● **PROMPT**
Leave out the pictures and restate the rest of the data exactly.

________

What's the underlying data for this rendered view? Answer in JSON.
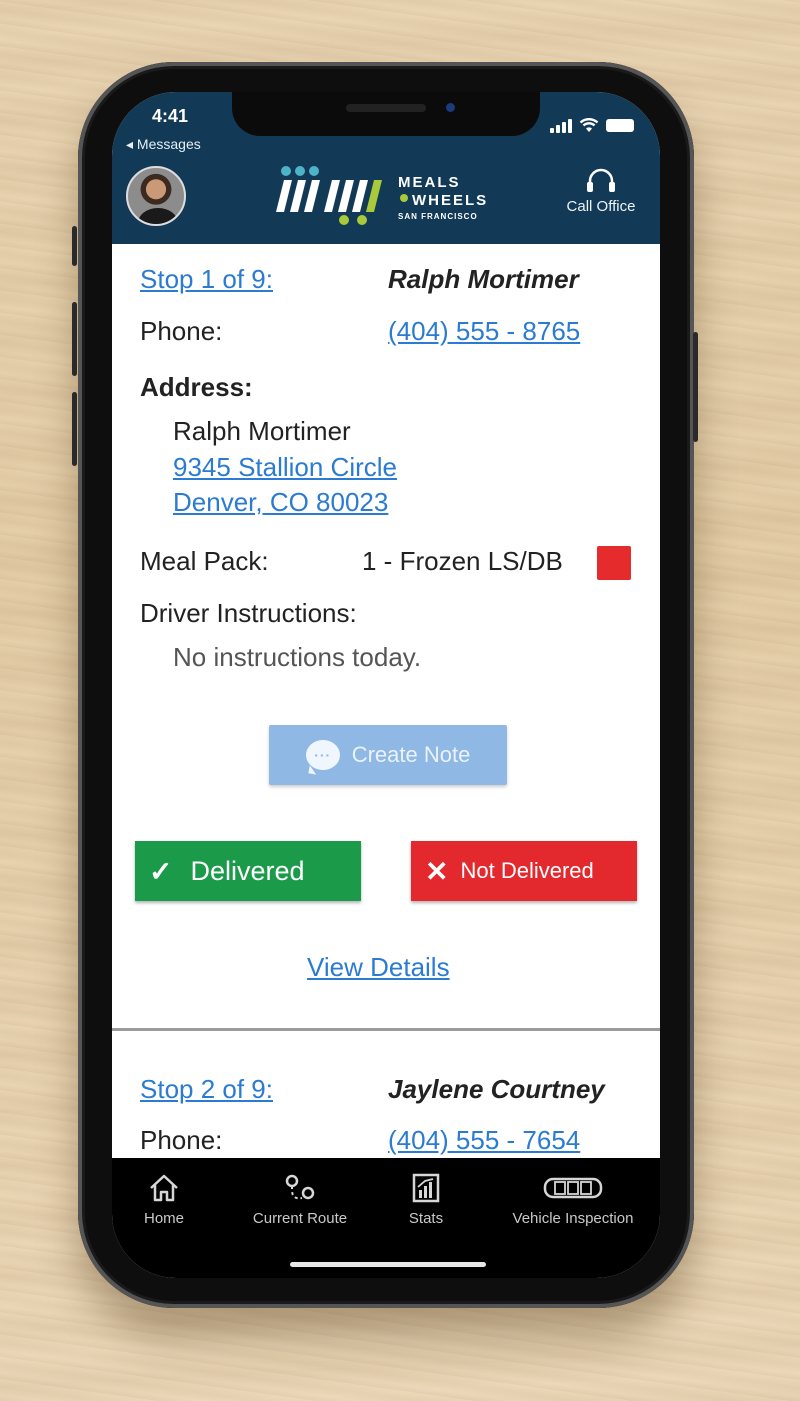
{
  "status_bar": {
    "time": "4:41",
    "back_label": "◂ Messages"
  },
  "header": {
    "logo": {
      "line1": "MEALS",
      "line2": "WHEELS",
      "line3": "SAN FRANCISCO"
    },
    "call_office_label": "Call Office"
  },
  "stops": [
    {
      "stop_label": "Stop 1 of 9:",
      "client_name": "Ralph Mortimer",
      "phone_label": "Phone:",
      "phone": "(404) 555 - 8765",
      "address_label": "Address:",
      "address_name": "Ralph Mortimer",
      "address_line1": "9345 Stallion Circle",
      "address_line2": "Denver, CO 80023",
      "meal_pack_label": "Meal Pack:",
      "meal_pack_value": "1 - Frozen LS/DB",
      "meal_pack_color": "#e52b2b",
      "instructions_label": "Driver Instructions:",
      "instructions": "No instructions today.",
      "create_note_label": "Create Note",
      "delivered_label": "Delivered",
      "not_delivered_label": "Not Delivered",
      "view_details_label": "View Details"
    },
    {
      "stop_label": "Stop 2 of 9:",
      "client_name": "Jaylene Courtney",
      "phone_label": "Phone:",
      "phone": "(404) 555 - 7654"
    }
  ],
  "tabbar": [
    {
      "label": "Home",
      "icon": "home-icon"
    },
    {
      "label": "Current Route",
      "icon": "route-icon"
    },
    {
      "label": "Stats",
      "icon": "stats-icon"
    },
    {
      "label": "Vehicle Inspection",
      "icon": "vehicle-icon"
    }
  ],
  "colors": {
    "header_bg": "#123a56",
    "link": "#2a7bd1",
    "delivered": "#1b9a4a",
    "not_delivered": "#e3292e",
    "create_note": "#8fb8e4"
  }
}
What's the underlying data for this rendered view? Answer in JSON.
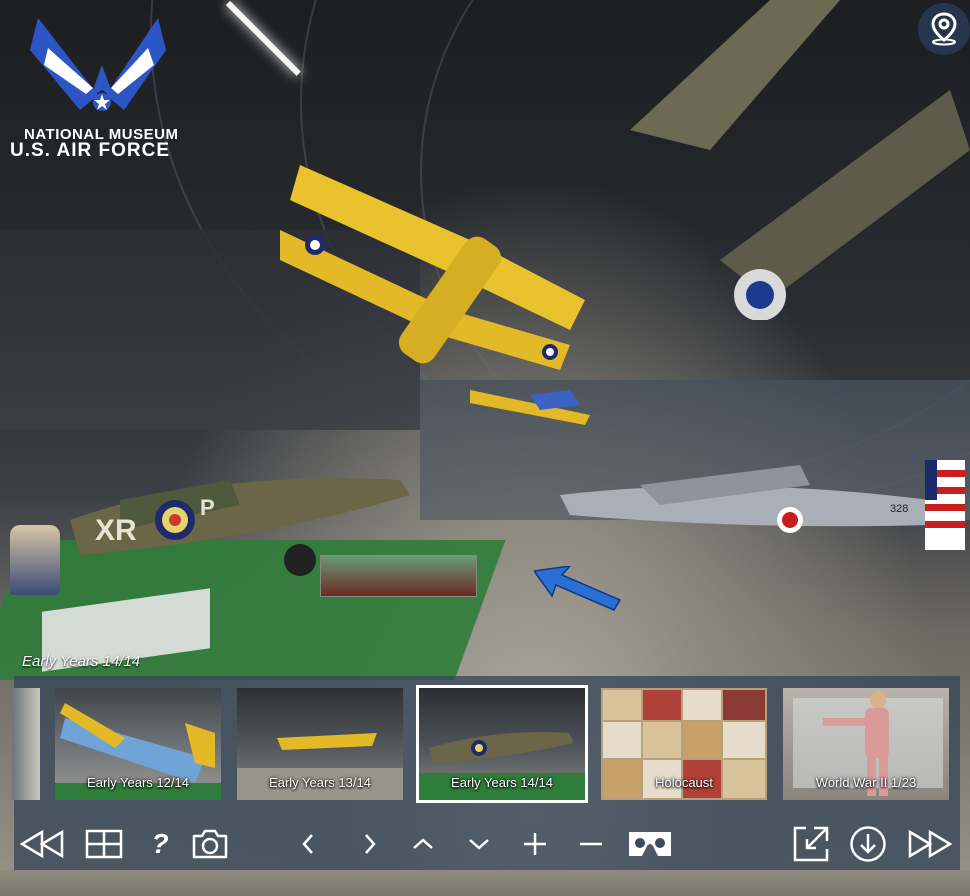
{
  "logo": {
    "line1": "NATIONAL MUSEUM",
    "line2": "U.S. AIR FORCE",
    "icon": "usaf-wings-logo"
  },
  "map_button": {
    "icon": "map-pin-icon"
  },
  "scene": {
    "title": "Early Years 14/14"
  },
  "aircraft_markings": {
    "hurricane_code": "XR",
    "hurricane_code2": "P",
    "tail_number": "328"
  },
  "thumbnails": [
    {
      "label": "Early Years 12/14",
      "active": false
    },
    {
      "label": "Early Years 13/14",
      "active": false
    },
    {
      "label": "Early Years 14/14",
      "active": true
    },
    {
      "label": "Holocaust",
      "active": false
    },
    {
      "label": "World War II 1/23",
      "active": false
    }
  ],
  "toolbar": {
    "rewind": "rewind-icon",
    "grid": "grid-icon",
    "help": "?",
    "camera": "camera-icon",
    "left": "chevron-left-icon",
    "right": "chevron-right-icon",
    "up": "chevron-up-icon",
    "down": "chevron-down-icon",
    "zoom_in": "plus-icon",
    "zoom_out": "minus-icon",
    "vr": "vr-headset-icon",
    "fullscreen": "fullscreen-icon",
    "download": "download-icon",
    "fast_forward": "fast-forward-icon"
  },
  "colors": {
    "panel": "#374658",
    "arrow": "#2a6fd6",
    "logo_blue": "#2c56c6",
    "active_border": "#ffffff"
  }
}
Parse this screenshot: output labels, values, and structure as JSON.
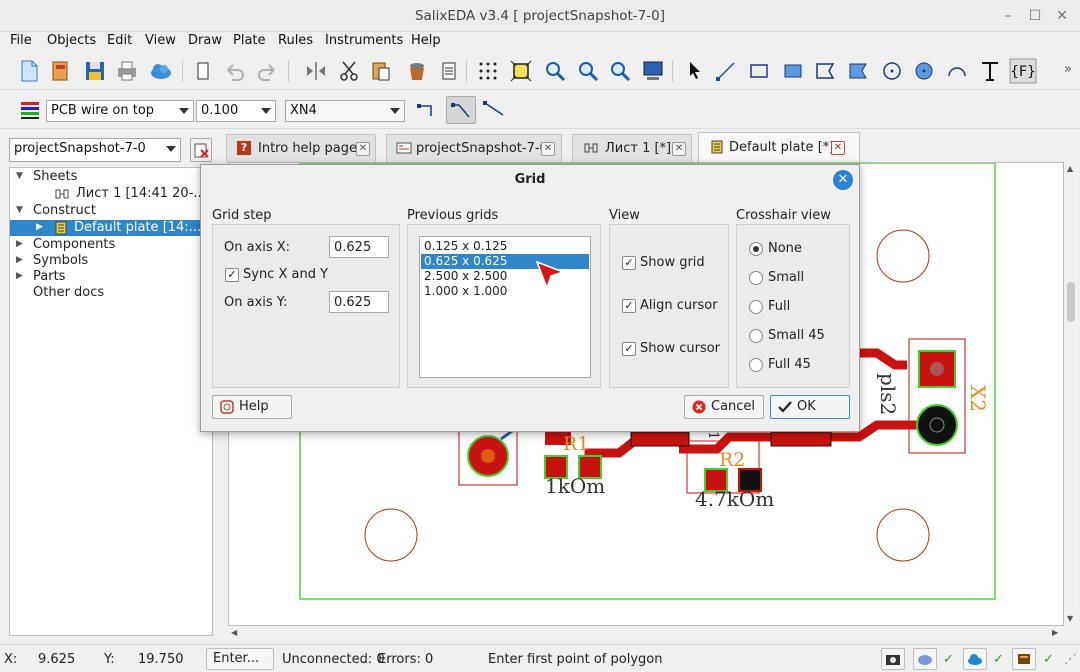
{
  "window": {
    "title": "SalixEDA v3.4 [ projectSnapshot-7-0]"
  },
  "menu": [
    "File",
    "Objects",
    "Edit",
    "View",
    "Draw",
    "Plate",
    "Rules",
    "Instruments",
    "Help"
  ],
  "toolbar2": {
    "layer": "PCB wire on top",
    "width": "0.100",
    "net": "XN4"
  },
  "project_combo": "projectSnapshot-7-0",
  "tree": [
    {
      "label": "Sheets",
      "level": 0,
      "expanded": true
    },
    {
      "label": "Лист 1 [14:41 20-...",
      "level": 2
    },
    {
      "label": "Construct",
      "level": 0,
      "expanded": true
    },
    {
      "label": "Default plate [14:...",
      "level": 1,
      "selected": true
    },
    {
      "label": "Components",
      "level": 0
    },
    {
      "label": "Symbols",
      "level": 0
    },
    {
      "label": "Parts",
      "level": 0
    },
    {
      "label": "Other docs",
      "level": 0
    }
  ],
  "tabs": [
    {
      "label": "Intro help page",
      "active": false
    },
    {
      "label": "projectSnapshot-7-0",
      "active": false
    },
    {
      "label": "Лист 1 [*]",
      "active": false
    },
    {
      "label": "Default plate [*]",
      "active": true
    }
  ],
  "pcb": {
    "labels": {
      "r1": "R1",
      "r1_val": "1kOm",
      "r2": "R2",
      "r2_val": "4.7kOm",
      "pls2": "pls2",
      "x2": "X2",
      "one": "1"
    }
  },
  "dialog": {
    "title": "Grid",
    "grid_step": {
      "label": "Grid step",
      "axis_x_label": "On axis X:",
      "axis_x_value": "0.625",
      "sync_label": "Sync X and Y",
      "sync_checked": true,
      "axis_y_label": "On axis Y:",
      "axis_y_value": "0.625"
    },
    "previous_grids": {
      "label": "Previous grids",
      "items": [
        "0.125 x 0.125",
        "0.625 x 0.625",
        "2.500 x 2.500",
        "1.000 x 1.000"
      ],
      "selected": "0.625 x 0.625"
    },
    "view": {
      "label": "View",
      "show_grid": "Show grid",
      "align_cursor": "Align cursor",
      "show_cursor": "Show cursor"
    },
    "crosshair": {
      "label": "Crosshair view",
      "options": [
        "None",
        "Small",
        "Full",
        "Small 45",
        "Full 45"
      ],
      "selected": "None"
    },
    "help_button": "Help",
    "cancel_button": "Cancel",
    "ok_button": "OK"
  },
  "status": {
    "x_label": "X:",
    "x_value": "9.625",
    "y_label": "Y:",
    "y_value": "19.750",
    "enter_button": "Enter...",
    "unconnected": "Unconnected: 0",
    "errors": "Errors: 0",
    "hint": "Enter first point of polygon"
  },
  "colors": {
    "copper": "#c8120f",
    "pad_outline": "#43d129",
    "selection": "#2f86c8",
    "accent": "#2a83d8",
    "label_orange": "#e88a1f"
  }
}
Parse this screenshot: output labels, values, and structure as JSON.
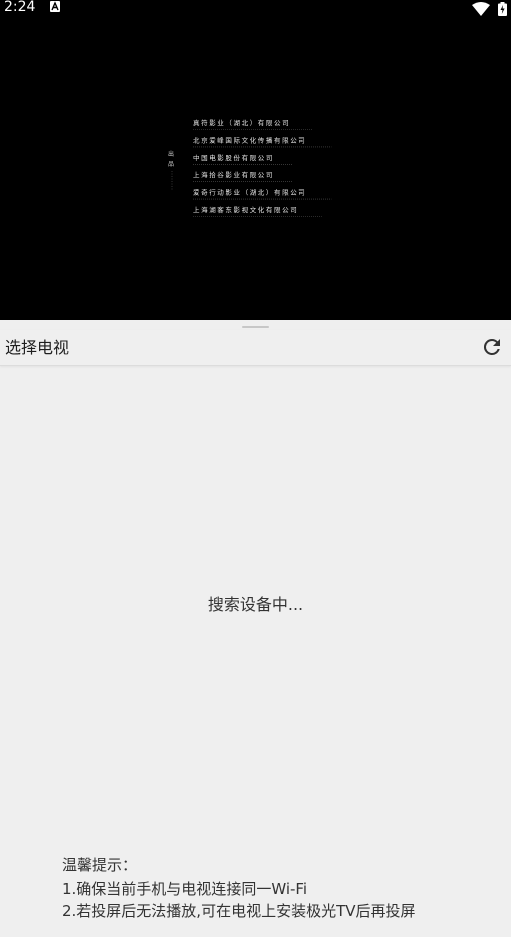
{
  "status_bar": {
    "time": "2:24",
    "notification_icon": "a-notification-icon",
    "wifi_icon": "wifi-icon",
    "battery_icon": "battery-charging-icon"
  },
  "video": {
    "credit_side_label": "出品",
    "credits": [
      "真符影业（湖北）有限公司",
      "北京爱峰国际文化传播有限公司",
      "中国电影股份有限公司",
      "上海拾谷影业有限公司",
      "爱奇行动影业（湖北）有限公司",
      "上海湖客东影视文化有限公司"
    ]
  },
  "sheet": {
    "title": "选择电视",
    "refresh_icon": "refresh-icon",
    "searching_text": "搜索设备中...",
    "tips": {
      "title": "温馨提示：",
      "items": [
        "1.确保当前手机与电视连接同一Wi-Fi",
        "2.若投屏后无法播放,可在电视上安装极光TV后再投屏"
      ]
    }
  },
  "colors": {
    "video_background": "#000000",
    "sheet_background": "#efefef",
    "text_primary": "#1f1f1f",
    "text_secondary": "#333333"
  }
}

________

● **WORKED ANSWER**
What's the underlying data for this rendered view? Answer in JSON.
{
  "status_bar": {
    "time": "4:41",
    "back_label": "◂ Messages"
  },
  "header": {
    "logo": {
      "line1": "MEALS",
      "line2": "WHEELS",
      "line3": "SAN FRANCISCO"
    },
    "call_office_label": "Call Office"
  },
  "stops": [
    {
      "stop_label": "Stop 1 of 9:",
      "client_name": "Ralph Mortimer",
      "phone_label": "Phone:",
      "phone": "(404) 555 - 8765",
      "address_label": "Address:",
      "address_name": "Ralph Mortimer",
      "address_line1": "9345 Stallion Circle",
      "address_line2": "Denver, CO 80023",
      "meal_pack_label": "Meal Pack:",
      "meal_pack_value": "1 - Frozen LS/DB",
      "meal_pack_color": "#e52b2b",
      "instructions_label": "Driver Instructions:",
      "instructions": "No instructions today.",
      "create_note_label": "Create Note",
      "delivered_label": "Delivered",
      "not_delivered_label": "Not Delivered",
      "view_details_label": "View Details"
    },
    {
      "stop_label": "Stop 2 of 9:",
      "client_name": "Jaylene Courtney",
      "phone_label": "Phone:",
      "phone": "(404) 555 - 7654"
    }
  ],
  "tabbar": [
    {
      "label": "Home",
      "icon": "home-icon"
    },
    {
      "label": "Current Route",
      "icon": "route-icon"
    },
    {
      "label": "Stats",
      "icon": "stats-icon"
    },
    {
      "label": "Vehicle Inspection",
      "icon": "vehicle-icon"
    }
  ],
  "colors": {
    "header_bg": "#123a56",
    "link": "#2a7bd1",
    "delivered": "#1b9a4a",
    "not_delivered": "#e3292e",
    "create_note": "#8fb8e4"
  }
}
What's the underlying data for this rendered view? Answer in JSON.
{
  "logo": {
    "line1": "NATIONAL MUSEUM",
    "line2": "U.S. AIR FORCE",
    "icon": "usaf-wings-logo"
  },
  "map_button": {
    "icon": "map-pin-icon"
  },
  "scene": {
    "title": "Early Years 14/14"
  },
  "aircraft_markings": {
    "hurricane_code": "XR",
    "hurricane_code2": "P",
    "tail_number": "328"
  },
  "thumbnails": [
    {
      "label": "Early Years 12/14",
      "active": false
    },
    {
      "label": "Early Years 13/14",
      "active": false
    },
    {
      "label": "Early Years 14/14",
      "active": true
    },
    {
      "label": "Holocaust",
      "active": false
    },
    {
      "label": "World War II 1/23",
      "active": false
    }
  ],
  "toolbar": {
    "rewind": "rewind-icon",
    "grid": "grid-icon",
    "help": "?",
    "camera": "camera-icon",
    "left": "chevron-left-icon",
    "right": "chevron-right-icon",
    "up": "chevron-up-icon",
    "down": "chevron-down-icon",
    "zoom_in": "plus-icon",
    "zoom_out": "minus-icon",
    "vr": "vr-headset-icon",
    "fullscreen": "fullscreen-icon",
    "download": "download-icon",
    "fast_forward": "fast-forward-icon"
  },
  "colors": {
    "panel": "#374658",
    "arrow": "#2a6fd6",
    "logo_blue": "#2c56c6",
    "active_border": "#ffffff"
  }
}
Parse this screenshot: output labels, values, and structure as JSON.
{
  "window": {
    "title": "SalixEDA v3.4 [ projectSnapshot-7-0]"
  },
  "menu": [
    "File",
    "Objects",
    "Edit",
    "View",
    "Draw",
    "Plate",
    "Rules",
    "Instruments",
    "Help"
  ],
  "toolbar2": {
    "layer": "PCB wire on top",
    "width": "0.100",
    "net": "XN4"
  },
  "project_combo": "projectSnapshot-7-0",
  "tree": [
    {
      "label": "Sheets",
      "level": 0,
      "expanded": true
    },
    {
      "label": "Лист 1 [14:41 20-...",
      "level": 2
    },
    {
      "label": "Construct",
      "level": 0,
      "expanded": true
    },
    {
      "label": "Default plate [14:...",
      "level": 1,
      "selected": true
    },
    {
      "label": "Components",
      "level": 0
    },
    {
      "label": "Symbols",
      "level": 0
    },
    {
      "label": "Parts",
      "level": 0
    },
    {
      "label": "Other docs",
      "level": 0
    }
  ],
  "tabs": [
    {
      "label": "Intro help page",
      "active": false
    },
    {
      "label": "projectSnapshot-7-0",
      "active": false
    },
    {
      "label": "Лист 1 [*]",
      "active": false
    },
    {
      "label": "Default plate [*]",
      "active": true
    }
  ],
  "pcb": {
    "labels": {
      "r1": "R1",
      "r1_val": "1kOm",
      "r2": "R2",
      "r2_val": "4.7kOm",
      "pls2": "pls2",
      "x2": "X2",
      "one": "1"
    }
  },
  "dialog": {
    "title": "Grid",
    "grid_step": {
      "label": "Grid step",
      "axis_x_label": "On axis X:",
      "axis_x_value": "0.625",
      "sync_label": "Sync X and Y",
      "sync_checked": true,
      "axis_y_label": "On axis Y:",
      "axis_y_value": "0.625"
    },
    "previous_grids": {
      "label": "Previous grids",
      "items": [
        "0.125 x 0.125",
        "0.625 x 0.625",
        "2.500 x 2.500",
        "1.000 x 1.000"
      ],
      "selected": "0.625 x 0.625"
    },
    "view": {
      "label": "View",
      "show_grid": "Show grid",
      "align_cursor": "Align cursor",
      "show_cursor": "Show cursor"
    },
    "crosshair": {
      "label": "Crosshair view",
      "options": [
        "None",
        "Small",
        "Full",
        "Small 45",
        "Full 45"
      ],
      "selected": "None"
    },
    "help_button": "Help",
    "cancel_button": "Cancel",
    "ok_button": "OK"
  },
  "status": {
    "x_label": "X:",
    "x_value": "9.625",
    "y_label": "Y:",
    "y_value": "19.750",
    "enter_button": "Enter...",
    "unconnected": "Unconnected: 0",
    "errors": "Errors: 0",
    "hint": "Enter first point of polygon"
  },
  "colors": {
    "copper": "#c8120f",
    "pad_outline": "#43d129",
    "selection": "#2f86c8",
    "accent": "#2a83d8",
    "label_orange": "#e88a1f"
  }
}
Parse this screenshot: output labels, values, and structure as JSON.
{
  "status_bar": {
    "time": "2:24",
    "notification_icon": "a-notification-icon",
    "wifi_icon": "wifi-icon",
    "battery_icon": "battery-charging-icon"
  },
  "video": {
    "credit_side_label": "出品",
    "credits": [
      "真符影业（湖北）有限公司",
      "北京爱峰国际文化传播有限公司",
      "中国电影股份有限公司",
      "上海拾谷影业有限公司",
      "爱奇行动影业（湖北）有限公司",
      "上海湖客东影视文化有限公司"
    ]
  },
  "sheet": {
    "title": "选择电视",
    "refresh_icon": "refresh-icon",
    "searching_text": "搜索设备中...",
    "tips": {
      "title": "温馨提示：",
      "items": [
        "1.确保当前手机与电视连接同一Wi-Fi",
        "2.若投屏后无法播放,可在电视上安装极光TV后再投屏"
      ]
    }
  },
  "colors": {
    "video_background": "#000000",
    "sheet_background": "#efefef",
    "text_primary": "#1f1f1f",
    "text_secondary": "#333333"
  }
}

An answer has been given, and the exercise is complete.